EXERCISE REQUIREMENTS:
[1] Write out the part of the excerpt on iron treatment trials between "The single study" and "assessing each outcome.", inclusive.
[2] Answer these questions from the excerpt on iron treatment trials:
(a) How many participants were in the seven trials that used the IRLS to compare iron and placebo?
(b) Which dopamine agonist was iron compared with in the single study?
(c) What GRADE certainty was given for the iron-versus-placebo outcome?
[3] Proceed with the excerpt on iron treatment trials, starting after its last sentence.

EXCERPT PROVIDED:
■ ■ ■ ■ ■ ■ ■

Combining data from the seven trials using the IRLS to compare iron and placebo, use of iron resulted in greater improvement in IRLS scores (MD -3.78, 95% CI -6.25 to -1.31; I2= 66%, 7 studies, 345 participants) measured 2 to 12 weeks after treatment. Including an eighth study, which measured
restlessness using a different scale, use of iron remained beneficial compared to placebo (SMD -0.74, 95% CI -1.26 to -0.23; I2 = 80%, 8 studies, 370 participants). The GRADE assessment of certainty for this outcome was moderate.
The single study comparing iron to a dopamine agonist (pramipexole) found a similar reduction in RLS severity in the two groups (MD -0.40, 95% CI -5.93 to 5.13, 30 participants).
Assessment of secondary outcomes was limited by small numbers of trials assessing each outcome.

■ ■ ■ ■ ■ ■ ■

DATA UNDER STUDY:

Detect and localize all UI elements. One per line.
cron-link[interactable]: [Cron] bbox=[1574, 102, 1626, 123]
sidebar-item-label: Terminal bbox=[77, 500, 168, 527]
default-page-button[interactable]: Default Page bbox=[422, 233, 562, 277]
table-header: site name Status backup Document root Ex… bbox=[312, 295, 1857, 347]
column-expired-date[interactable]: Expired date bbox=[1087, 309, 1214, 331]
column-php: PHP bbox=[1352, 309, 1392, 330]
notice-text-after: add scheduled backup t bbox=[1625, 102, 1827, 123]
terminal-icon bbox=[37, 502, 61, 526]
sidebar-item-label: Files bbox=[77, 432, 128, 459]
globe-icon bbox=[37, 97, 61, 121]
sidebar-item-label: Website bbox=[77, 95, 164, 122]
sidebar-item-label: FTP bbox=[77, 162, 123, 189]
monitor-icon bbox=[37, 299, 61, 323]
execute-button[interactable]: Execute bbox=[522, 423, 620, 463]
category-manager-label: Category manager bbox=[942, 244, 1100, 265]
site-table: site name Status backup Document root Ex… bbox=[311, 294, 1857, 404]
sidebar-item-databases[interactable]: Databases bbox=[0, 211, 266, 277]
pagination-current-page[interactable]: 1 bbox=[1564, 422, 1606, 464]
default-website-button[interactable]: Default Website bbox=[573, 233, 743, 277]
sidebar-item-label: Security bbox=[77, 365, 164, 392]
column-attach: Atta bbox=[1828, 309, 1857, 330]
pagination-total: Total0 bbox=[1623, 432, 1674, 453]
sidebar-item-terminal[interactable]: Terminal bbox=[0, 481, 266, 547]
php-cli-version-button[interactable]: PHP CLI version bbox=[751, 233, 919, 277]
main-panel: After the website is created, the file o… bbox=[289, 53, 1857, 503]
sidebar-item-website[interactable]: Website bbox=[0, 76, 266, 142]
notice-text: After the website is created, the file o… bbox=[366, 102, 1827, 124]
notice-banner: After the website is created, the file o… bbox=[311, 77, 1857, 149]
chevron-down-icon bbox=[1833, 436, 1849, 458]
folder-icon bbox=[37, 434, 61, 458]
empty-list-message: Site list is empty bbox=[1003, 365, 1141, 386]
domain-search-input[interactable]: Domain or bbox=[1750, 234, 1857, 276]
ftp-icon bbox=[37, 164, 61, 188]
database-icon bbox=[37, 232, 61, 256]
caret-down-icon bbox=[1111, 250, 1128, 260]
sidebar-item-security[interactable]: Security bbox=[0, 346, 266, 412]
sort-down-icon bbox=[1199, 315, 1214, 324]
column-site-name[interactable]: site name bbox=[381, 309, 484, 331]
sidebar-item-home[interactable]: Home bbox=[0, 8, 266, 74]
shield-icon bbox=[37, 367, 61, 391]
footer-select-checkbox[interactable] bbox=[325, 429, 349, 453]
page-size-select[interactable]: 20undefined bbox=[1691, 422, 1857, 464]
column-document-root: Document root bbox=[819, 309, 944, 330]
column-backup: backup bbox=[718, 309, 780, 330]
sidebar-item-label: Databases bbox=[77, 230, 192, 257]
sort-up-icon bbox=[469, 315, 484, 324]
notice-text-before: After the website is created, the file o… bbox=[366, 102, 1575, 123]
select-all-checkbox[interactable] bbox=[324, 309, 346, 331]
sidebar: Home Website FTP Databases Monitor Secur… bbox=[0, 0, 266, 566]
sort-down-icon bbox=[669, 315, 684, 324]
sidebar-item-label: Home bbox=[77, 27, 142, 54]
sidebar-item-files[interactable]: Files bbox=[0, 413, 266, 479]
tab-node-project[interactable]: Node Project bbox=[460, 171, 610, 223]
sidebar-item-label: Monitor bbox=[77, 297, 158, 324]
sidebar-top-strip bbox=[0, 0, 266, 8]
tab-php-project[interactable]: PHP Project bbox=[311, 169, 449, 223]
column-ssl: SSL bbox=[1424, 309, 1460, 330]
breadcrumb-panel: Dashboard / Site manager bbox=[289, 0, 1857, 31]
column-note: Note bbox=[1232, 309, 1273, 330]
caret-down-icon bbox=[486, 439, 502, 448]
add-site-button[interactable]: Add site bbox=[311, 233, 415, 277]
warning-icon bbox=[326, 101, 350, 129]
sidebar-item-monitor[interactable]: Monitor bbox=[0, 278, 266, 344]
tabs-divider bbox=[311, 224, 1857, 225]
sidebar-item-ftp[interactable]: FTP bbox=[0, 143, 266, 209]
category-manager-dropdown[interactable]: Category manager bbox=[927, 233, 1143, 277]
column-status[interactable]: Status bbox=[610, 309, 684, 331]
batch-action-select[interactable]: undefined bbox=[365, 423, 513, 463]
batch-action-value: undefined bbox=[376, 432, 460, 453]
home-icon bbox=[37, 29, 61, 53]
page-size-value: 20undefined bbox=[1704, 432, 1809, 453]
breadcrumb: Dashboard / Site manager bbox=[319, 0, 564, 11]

■ ■ ■ ■ ■ ■ ■

ANSWERS TO THIS EXERCISE:
[1]
The single study comparing iron to a dopamine agonist (pramipexole) found a similar reduction in RLS severity in the two groups (MD -0.40, 95% CI -5.93 to 5.13, 30 participants).
Assessment of secondary outcomes was limited by small numbers of trials assessing each outcome.

[2]
(a) 345 participants
(b) Pramipexole
(c) Moderate

[3]
Iron did not improve quality of life as a dichotomous measure (RR 2.01, 95% CI 0.54 to 7.45; I2=54%, 2 studies, 39 participants), but did improve quality of life measured on continuous scales (SMD 0.51, 95% CI 0.15 to 0.87; I2= 0%, 3 studies, 128 participants), compared to placebo. Subjective sleep
quality was no different between iron and placebo groups (SMD 0.19, 95% CI -0.18 to 0.56; I2 = 9%, 3 studies, 128 participants), nor was objective sleep quality, as measured by change in sleep efficiency in a single study (-35.5 +/- 92.0 versus -41.4 +/- 98.2, 18 participants). Periodic limb movements of
sleep were not significantly reduced with iron compared to placebo ( SMD -0.19, 95% CI -0.70 to 0.32; I2 = 0%, 2 studies, 60 participants). Iron did not improve sleepiness compared to placebo, as measured on the Epworth Sleepiness Scale (data not provided, 1 study, 60 participants) but did improve the daytime tiredness item of the RLS-6 compared to placebo (least squares mean difference -1.5, 95% CI -2.5 to -0.6; 1 study, 110 participants). The GRADE rating for secondary outcomes ranged from low to very low.
Prespecified subgroup analyses showed more improvement with iron in those trials studying participants on dialysis. The use of low serum ferritin levels as an inclusion criteria and the use or oral versus intravenous iron did not show significant subgroup differences.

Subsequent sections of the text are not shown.